*Problem details:* Copy each line in which the string "Task" occurs.

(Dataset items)
▼▼▼

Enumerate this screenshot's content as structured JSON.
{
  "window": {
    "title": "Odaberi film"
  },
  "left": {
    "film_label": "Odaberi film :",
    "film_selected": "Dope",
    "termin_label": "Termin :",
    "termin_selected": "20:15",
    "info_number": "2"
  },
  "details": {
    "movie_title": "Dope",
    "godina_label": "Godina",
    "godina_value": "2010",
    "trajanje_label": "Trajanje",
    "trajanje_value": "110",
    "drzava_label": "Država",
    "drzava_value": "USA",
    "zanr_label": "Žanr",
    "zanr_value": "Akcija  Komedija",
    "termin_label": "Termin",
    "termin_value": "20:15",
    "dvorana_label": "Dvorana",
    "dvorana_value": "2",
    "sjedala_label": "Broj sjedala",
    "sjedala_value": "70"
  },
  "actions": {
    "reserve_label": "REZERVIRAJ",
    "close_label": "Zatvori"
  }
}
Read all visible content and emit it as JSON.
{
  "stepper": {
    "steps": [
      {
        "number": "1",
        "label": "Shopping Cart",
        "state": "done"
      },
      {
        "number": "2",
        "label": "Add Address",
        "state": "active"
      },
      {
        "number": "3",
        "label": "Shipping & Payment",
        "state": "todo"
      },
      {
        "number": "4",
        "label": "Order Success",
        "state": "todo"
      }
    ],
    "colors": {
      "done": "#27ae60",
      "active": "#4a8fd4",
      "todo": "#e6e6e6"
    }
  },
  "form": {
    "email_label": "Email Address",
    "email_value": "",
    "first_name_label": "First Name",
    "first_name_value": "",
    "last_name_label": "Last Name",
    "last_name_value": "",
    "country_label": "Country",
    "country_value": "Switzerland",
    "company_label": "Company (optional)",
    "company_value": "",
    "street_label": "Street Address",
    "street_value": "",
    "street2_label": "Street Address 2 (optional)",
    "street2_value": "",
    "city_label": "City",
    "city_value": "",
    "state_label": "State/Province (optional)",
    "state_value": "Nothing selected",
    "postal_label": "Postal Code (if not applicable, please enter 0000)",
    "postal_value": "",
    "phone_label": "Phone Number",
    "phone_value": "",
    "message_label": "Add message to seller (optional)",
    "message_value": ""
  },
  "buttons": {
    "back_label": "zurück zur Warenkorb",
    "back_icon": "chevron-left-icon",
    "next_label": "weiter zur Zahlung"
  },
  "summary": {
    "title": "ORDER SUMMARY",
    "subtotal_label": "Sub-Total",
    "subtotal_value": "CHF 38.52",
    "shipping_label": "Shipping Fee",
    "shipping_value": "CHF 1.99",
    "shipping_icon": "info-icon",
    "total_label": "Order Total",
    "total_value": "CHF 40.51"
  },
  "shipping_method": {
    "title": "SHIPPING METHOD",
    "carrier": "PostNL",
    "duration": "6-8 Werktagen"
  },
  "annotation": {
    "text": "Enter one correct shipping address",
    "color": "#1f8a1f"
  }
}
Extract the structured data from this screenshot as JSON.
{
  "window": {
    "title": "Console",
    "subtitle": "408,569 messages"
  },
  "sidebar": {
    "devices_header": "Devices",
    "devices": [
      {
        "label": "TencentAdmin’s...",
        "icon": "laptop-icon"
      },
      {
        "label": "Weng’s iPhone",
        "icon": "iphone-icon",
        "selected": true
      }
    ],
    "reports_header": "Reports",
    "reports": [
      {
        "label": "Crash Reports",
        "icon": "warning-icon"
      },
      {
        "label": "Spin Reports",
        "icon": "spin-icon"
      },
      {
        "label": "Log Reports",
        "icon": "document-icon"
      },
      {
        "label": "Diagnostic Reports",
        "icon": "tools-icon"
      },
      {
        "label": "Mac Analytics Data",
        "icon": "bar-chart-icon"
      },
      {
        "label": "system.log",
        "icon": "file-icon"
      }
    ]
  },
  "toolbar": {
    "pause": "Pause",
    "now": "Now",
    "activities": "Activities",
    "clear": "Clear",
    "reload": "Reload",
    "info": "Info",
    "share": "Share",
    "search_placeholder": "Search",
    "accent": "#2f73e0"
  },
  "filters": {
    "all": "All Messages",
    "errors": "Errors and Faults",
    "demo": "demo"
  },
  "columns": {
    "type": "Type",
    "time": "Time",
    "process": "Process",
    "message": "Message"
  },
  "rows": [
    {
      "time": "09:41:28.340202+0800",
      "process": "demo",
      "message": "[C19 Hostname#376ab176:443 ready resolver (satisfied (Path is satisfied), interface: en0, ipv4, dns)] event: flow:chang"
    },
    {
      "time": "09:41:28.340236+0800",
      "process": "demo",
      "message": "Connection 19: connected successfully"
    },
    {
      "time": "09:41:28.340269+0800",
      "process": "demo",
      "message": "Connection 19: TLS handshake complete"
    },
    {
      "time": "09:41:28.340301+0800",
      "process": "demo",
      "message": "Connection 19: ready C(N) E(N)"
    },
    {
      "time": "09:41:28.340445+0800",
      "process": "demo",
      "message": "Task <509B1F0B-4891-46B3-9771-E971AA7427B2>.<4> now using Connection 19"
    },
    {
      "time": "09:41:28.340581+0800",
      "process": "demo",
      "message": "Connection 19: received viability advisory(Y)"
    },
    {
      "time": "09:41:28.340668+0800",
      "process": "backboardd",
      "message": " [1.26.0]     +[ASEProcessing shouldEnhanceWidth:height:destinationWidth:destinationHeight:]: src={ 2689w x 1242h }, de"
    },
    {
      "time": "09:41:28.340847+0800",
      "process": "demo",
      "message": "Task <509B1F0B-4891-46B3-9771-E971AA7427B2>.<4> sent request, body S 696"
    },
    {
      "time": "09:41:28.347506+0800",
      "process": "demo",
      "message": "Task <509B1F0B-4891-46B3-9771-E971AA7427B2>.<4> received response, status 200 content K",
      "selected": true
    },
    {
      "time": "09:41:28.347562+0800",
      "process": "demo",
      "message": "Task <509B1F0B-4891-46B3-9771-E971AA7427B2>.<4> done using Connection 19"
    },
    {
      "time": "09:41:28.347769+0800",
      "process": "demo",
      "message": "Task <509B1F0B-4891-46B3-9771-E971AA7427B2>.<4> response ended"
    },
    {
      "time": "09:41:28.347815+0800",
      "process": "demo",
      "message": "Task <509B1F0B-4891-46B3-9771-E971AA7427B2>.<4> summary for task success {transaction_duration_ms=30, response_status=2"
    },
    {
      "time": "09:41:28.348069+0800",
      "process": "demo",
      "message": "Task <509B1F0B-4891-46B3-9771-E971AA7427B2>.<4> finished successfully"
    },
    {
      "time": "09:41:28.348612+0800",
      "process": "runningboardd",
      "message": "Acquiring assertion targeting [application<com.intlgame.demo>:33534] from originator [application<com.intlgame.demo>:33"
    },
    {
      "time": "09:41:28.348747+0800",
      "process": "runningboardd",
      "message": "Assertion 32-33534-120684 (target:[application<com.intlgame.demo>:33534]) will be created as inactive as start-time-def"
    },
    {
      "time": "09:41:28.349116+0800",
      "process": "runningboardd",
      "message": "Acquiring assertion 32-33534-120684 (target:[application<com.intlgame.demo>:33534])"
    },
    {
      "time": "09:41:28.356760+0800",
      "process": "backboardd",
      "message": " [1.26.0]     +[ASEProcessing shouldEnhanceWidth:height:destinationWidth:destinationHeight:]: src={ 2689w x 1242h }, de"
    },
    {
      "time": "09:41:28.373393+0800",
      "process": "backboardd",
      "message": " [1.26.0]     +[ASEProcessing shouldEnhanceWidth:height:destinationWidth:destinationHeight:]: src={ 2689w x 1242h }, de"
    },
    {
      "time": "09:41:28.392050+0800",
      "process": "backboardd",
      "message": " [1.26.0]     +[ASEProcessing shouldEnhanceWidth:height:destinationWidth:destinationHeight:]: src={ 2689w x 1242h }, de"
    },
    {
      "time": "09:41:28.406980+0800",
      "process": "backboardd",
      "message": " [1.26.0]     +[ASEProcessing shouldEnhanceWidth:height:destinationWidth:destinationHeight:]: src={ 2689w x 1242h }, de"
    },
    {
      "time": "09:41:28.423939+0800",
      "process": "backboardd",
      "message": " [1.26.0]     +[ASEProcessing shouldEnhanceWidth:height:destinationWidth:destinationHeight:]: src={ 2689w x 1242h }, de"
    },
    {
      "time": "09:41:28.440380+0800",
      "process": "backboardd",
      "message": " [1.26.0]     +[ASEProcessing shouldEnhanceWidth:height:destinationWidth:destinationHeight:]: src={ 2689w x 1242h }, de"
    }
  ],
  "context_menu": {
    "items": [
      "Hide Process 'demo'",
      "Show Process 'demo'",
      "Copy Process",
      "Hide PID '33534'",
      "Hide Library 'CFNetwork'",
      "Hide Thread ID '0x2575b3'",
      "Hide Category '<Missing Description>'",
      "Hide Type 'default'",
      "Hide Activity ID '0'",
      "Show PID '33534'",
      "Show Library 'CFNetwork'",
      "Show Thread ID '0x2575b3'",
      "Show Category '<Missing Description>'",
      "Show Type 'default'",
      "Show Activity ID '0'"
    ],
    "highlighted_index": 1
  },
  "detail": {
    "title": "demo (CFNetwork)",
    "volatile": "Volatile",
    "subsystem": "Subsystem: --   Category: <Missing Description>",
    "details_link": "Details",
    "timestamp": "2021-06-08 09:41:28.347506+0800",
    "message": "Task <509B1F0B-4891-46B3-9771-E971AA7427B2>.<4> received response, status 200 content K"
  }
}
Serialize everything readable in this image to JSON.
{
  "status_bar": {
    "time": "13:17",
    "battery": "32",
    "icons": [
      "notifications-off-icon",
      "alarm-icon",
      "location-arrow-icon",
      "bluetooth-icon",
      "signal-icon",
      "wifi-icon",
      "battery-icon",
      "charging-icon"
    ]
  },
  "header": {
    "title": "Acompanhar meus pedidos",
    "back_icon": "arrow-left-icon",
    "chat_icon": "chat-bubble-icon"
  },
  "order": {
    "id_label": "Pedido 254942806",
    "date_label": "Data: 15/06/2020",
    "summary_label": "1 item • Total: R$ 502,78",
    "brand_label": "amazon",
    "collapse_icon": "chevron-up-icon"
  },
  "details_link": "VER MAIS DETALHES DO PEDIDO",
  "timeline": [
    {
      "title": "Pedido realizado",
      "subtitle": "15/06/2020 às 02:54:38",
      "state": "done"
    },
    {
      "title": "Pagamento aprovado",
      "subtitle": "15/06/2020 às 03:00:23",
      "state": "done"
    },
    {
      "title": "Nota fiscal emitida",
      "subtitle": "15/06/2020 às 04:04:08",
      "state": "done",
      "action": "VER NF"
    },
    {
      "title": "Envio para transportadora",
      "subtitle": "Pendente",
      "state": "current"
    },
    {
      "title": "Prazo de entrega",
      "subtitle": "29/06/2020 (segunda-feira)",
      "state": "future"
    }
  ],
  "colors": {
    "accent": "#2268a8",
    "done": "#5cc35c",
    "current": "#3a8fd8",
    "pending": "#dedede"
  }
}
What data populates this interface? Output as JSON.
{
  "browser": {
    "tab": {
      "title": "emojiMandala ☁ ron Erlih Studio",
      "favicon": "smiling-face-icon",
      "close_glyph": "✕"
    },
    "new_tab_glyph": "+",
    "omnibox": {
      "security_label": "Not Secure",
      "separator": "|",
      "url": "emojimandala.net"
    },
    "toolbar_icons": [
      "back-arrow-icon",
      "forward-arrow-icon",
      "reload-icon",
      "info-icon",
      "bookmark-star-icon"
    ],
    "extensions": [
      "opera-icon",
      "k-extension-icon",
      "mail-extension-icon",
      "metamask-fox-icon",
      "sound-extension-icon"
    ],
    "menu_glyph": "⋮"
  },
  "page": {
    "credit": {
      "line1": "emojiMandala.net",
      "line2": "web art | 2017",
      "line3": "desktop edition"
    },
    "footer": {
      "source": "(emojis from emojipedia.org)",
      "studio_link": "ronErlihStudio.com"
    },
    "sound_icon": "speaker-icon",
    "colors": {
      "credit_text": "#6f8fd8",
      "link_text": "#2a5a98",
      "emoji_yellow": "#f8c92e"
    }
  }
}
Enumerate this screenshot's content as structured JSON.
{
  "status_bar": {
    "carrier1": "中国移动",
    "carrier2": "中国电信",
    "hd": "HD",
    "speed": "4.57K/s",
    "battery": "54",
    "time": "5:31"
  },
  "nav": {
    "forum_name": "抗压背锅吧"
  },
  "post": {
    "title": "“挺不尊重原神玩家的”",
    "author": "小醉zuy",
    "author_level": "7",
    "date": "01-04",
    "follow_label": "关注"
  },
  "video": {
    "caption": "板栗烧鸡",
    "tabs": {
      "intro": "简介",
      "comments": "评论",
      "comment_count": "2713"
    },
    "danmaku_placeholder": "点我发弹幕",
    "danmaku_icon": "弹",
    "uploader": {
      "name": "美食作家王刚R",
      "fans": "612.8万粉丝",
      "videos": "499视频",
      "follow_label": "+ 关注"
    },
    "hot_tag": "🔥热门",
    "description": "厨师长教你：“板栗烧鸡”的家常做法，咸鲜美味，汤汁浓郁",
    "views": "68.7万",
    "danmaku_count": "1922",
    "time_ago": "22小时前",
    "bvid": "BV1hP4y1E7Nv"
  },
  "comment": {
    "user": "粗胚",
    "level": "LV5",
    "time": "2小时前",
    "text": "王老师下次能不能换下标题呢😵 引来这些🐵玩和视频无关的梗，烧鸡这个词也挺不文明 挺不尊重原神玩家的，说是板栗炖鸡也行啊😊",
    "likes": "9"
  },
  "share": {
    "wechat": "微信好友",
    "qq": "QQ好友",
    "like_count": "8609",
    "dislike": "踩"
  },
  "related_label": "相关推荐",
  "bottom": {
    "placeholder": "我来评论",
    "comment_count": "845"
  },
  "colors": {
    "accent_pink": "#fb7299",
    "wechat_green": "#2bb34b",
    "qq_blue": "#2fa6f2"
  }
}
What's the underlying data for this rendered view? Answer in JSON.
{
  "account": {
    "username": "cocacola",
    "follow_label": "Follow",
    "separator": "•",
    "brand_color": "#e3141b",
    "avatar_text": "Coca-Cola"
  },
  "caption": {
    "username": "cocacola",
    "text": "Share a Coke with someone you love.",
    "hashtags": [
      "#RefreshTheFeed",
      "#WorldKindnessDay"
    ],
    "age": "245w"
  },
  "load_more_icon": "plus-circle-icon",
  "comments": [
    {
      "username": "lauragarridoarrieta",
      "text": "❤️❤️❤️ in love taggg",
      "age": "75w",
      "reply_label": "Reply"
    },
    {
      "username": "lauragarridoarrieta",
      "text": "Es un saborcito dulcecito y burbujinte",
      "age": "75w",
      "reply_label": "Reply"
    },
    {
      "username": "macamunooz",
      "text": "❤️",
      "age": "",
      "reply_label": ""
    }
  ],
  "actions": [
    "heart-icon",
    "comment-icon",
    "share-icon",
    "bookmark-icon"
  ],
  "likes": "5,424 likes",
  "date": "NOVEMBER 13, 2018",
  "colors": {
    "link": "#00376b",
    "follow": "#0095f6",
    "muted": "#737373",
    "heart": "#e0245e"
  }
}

▲▲▲

*Exercise output:*
      "message": "Task <509B1F0B-4891-46B3-9771-E971AA7427B2>.<4> now using Connection 19"
      "message": "Task <509B1F0B-4891-46B3-9771-E971AA7427B2>.<4> sent request, body S 696"
      "message": "Task <509B1F0B-4891-46B3-9771-E971AA7427B2>.<4> received response, status 200 content K",
      "message": "Task <509B1F0B-4891-46B3-9771-E971AA7427B2>.<4> done using Connection 19"
      "message": "Task <509B1F0B-4891-46B3-9771-E971AA7427B2>.<4> response ended"
      "message": "Task <509B1F0B-4891-46B3-9771-E971AA7427B2>.<4> summary for task success {transaction_duration_ms=30, response_status=2"
      "message": "Task <509B1F0B-4891-46B3-9771-E971AA7427B2>.<4> finished successfully"
    "message": "Task <509B1F0B-4891-46B3-9771-E971AA7427B2>.<4> received response, status 200 content K"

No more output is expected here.